-- Start of Task inputs --

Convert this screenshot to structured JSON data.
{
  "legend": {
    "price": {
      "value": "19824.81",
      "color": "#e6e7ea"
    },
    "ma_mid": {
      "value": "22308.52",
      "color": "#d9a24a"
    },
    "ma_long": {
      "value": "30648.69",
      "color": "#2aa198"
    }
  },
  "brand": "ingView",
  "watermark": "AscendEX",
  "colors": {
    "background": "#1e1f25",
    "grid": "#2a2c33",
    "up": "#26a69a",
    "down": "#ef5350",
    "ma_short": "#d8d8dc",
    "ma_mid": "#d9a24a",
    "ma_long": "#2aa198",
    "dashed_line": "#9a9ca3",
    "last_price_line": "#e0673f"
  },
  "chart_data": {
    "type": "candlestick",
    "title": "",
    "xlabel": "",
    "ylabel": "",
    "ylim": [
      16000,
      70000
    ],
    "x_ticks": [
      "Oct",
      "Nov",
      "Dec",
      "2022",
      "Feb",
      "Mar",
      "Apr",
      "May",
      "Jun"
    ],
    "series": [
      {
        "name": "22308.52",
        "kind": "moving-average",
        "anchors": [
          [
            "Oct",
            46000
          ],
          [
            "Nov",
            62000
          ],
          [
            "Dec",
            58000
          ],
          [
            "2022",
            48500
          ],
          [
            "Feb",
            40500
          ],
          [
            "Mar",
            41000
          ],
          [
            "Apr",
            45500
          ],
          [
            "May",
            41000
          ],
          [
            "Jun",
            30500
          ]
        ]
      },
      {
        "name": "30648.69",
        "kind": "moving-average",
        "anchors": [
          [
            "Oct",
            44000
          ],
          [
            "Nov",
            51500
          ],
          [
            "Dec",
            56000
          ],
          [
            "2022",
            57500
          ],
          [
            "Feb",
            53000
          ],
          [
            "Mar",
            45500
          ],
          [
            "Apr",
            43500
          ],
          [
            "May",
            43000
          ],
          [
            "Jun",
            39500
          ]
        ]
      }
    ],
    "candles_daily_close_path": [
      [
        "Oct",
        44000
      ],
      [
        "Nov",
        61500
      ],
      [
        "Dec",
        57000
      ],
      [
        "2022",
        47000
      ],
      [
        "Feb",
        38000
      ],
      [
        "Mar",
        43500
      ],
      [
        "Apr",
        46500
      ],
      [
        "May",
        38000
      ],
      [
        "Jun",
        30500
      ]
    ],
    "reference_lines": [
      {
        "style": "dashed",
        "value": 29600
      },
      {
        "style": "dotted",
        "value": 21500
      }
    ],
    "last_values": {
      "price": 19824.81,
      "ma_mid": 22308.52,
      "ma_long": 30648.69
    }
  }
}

-- End of Task inputs --
-- Start of Task inputs --

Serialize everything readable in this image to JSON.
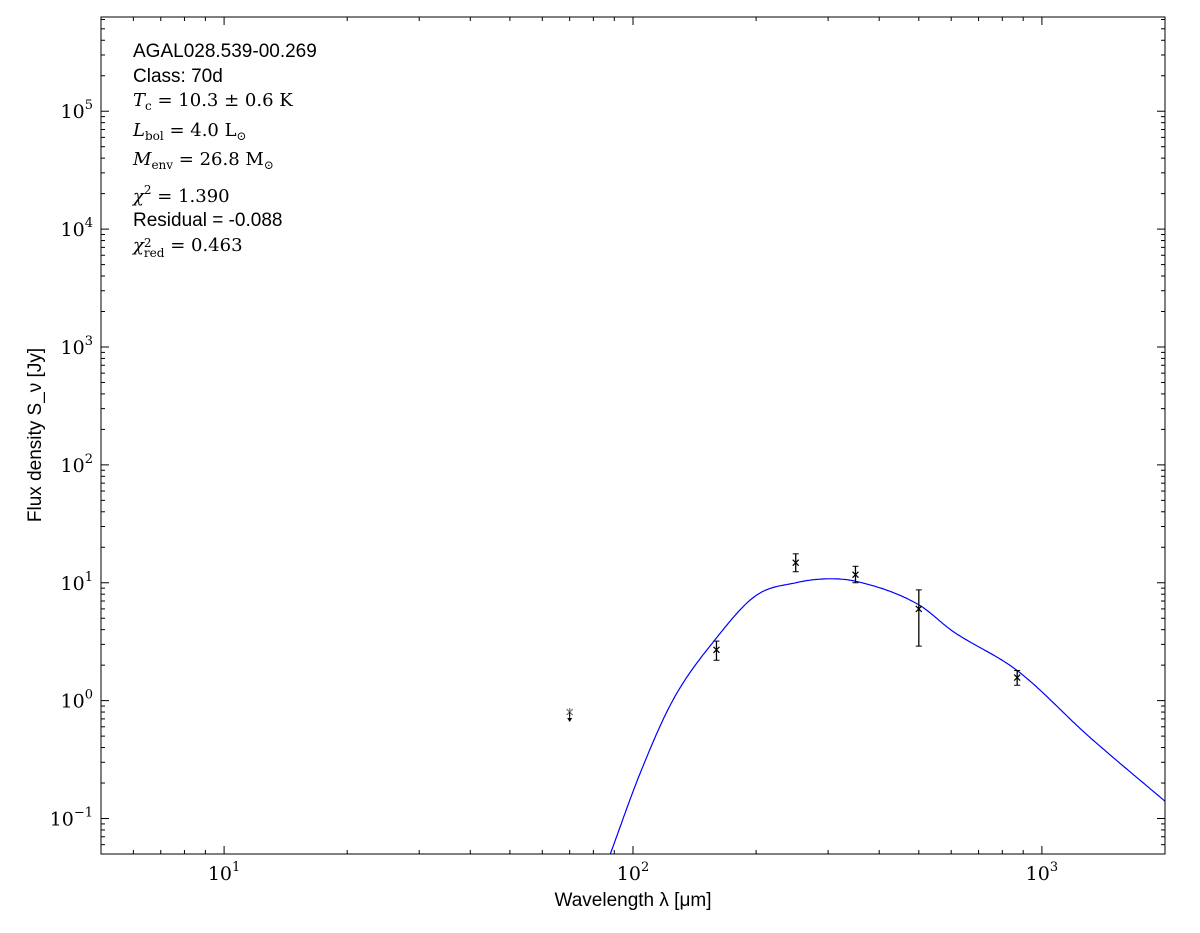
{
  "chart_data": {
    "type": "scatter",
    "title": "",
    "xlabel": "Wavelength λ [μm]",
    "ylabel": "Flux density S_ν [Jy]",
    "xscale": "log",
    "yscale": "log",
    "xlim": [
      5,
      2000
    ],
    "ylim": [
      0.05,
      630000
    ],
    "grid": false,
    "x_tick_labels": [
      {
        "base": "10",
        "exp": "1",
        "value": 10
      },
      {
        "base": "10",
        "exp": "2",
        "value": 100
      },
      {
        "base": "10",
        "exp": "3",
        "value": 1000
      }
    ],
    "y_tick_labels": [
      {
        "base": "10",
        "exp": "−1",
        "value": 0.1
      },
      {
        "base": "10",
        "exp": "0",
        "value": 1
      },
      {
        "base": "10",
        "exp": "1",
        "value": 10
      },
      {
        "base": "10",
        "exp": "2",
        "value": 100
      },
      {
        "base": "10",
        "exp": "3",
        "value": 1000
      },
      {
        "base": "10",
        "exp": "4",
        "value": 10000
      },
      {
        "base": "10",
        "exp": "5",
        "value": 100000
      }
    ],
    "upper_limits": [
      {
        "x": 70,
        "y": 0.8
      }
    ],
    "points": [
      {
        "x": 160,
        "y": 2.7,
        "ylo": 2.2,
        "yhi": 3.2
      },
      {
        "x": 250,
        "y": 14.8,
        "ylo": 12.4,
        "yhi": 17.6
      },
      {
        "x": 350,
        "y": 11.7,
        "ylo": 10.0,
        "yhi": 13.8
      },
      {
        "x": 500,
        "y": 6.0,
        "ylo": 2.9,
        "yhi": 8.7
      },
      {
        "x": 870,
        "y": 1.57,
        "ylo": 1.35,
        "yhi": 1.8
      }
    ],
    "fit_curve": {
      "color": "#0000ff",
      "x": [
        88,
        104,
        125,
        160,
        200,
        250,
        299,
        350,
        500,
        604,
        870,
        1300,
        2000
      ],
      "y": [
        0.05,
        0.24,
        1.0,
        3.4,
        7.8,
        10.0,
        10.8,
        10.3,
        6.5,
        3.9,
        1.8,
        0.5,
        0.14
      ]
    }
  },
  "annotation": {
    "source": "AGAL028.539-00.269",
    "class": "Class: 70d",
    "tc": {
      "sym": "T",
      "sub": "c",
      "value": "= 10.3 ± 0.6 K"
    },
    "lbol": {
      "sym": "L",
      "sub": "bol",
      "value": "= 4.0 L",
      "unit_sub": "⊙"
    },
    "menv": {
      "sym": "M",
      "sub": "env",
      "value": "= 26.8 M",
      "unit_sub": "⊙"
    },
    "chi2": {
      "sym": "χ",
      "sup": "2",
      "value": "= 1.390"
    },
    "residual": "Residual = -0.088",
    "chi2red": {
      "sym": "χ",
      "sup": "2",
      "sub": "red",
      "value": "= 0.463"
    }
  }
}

-- End of Task inputs --

Go through the records and pull out each line that includes the word "this".

Convert this screenshot to structured JSON data.
Serialize everything readable in this image to JSON.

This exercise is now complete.